Goal of the exercise » Find every line in the records below that contains the word "type", and copy each such line.

— Begin Extracted entries —

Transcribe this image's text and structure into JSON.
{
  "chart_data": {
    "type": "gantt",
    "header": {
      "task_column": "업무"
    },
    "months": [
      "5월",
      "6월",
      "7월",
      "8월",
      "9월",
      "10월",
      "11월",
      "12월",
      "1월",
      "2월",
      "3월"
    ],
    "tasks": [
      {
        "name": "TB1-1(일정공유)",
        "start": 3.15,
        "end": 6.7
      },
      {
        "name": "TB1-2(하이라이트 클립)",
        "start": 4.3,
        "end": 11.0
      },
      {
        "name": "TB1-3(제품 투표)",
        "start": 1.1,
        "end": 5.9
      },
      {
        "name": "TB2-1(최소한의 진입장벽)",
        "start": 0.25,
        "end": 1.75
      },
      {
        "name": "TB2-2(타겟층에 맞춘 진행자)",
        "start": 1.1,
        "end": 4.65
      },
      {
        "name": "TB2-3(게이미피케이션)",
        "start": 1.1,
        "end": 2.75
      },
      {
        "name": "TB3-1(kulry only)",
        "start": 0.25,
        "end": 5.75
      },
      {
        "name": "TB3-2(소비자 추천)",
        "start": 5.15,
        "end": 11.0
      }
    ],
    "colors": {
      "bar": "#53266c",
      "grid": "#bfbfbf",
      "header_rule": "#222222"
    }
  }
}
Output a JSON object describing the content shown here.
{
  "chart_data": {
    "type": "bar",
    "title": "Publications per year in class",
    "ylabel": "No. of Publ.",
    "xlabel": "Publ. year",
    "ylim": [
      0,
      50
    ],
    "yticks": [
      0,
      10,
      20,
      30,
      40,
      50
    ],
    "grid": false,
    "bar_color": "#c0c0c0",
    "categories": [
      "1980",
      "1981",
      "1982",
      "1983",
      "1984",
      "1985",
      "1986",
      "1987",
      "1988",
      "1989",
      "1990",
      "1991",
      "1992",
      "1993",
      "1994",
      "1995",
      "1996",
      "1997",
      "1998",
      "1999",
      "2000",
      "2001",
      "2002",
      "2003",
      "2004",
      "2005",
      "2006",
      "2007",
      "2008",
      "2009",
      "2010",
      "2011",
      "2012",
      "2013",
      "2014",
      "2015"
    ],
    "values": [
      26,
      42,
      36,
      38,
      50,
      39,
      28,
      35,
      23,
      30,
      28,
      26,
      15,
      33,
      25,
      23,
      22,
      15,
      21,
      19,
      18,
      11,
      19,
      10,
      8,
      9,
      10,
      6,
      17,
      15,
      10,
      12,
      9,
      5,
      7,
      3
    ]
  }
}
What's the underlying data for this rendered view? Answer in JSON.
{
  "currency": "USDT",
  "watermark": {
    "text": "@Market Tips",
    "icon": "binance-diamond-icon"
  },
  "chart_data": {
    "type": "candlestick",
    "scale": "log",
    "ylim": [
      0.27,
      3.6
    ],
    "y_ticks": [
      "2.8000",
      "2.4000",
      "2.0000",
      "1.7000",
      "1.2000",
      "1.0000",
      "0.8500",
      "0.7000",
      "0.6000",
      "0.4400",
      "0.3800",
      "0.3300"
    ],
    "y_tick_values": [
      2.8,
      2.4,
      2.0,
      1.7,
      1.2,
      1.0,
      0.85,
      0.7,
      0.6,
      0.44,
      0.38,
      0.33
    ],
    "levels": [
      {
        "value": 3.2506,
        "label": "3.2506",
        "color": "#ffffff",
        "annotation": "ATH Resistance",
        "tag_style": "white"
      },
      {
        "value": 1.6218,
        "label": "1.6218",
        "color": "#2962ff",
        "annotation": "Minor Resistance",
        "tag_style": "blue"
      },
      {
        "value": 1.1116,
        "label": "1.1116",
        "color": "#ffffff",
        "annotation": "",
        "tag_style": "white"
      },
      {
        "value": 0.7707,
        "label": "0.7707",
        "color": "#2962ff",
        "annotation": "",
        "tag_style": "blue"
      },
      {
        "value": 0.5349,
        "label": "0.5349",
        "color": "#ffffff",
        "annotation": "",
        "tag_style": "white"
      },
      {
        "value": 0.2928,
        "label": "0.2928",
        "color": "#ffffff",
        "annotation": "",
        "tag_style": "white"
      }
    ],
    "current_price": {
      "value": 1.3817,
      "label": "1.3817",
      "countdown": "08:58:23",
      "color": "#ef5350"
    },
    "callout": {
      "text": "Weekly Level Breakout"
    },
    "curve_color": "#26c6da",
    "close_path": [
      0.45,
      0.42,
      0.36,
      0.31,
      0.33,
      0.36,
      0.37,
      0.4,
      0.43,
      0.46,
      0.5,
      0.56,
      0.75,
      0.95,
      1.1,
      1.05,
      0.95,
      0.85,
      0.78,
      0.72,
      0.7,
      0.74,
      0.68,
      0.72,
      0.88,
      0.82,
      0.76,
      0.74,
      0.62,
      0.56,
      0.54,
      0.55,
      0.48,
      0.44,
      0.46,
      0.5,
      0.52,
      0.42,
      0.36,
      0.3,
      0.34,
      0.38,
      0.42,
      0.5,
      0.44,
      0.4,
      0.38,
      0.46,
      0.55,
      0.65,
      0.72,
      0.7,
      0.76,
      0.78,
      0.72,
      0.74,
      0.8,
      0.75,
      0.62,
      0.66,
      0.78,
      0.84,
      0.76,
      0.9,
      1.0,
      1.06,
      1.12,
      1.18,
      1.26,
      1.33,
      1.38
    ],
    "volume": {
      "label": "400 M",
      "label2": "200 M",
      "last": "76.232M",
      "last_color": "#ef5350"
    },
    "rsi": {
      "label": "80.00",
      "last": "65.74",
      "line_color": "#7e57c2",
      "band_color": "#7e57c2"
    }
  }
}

— End Extracted entries —

The solution »
    "type": "gantt",
    "type": "bar",
    "type": "candlestick",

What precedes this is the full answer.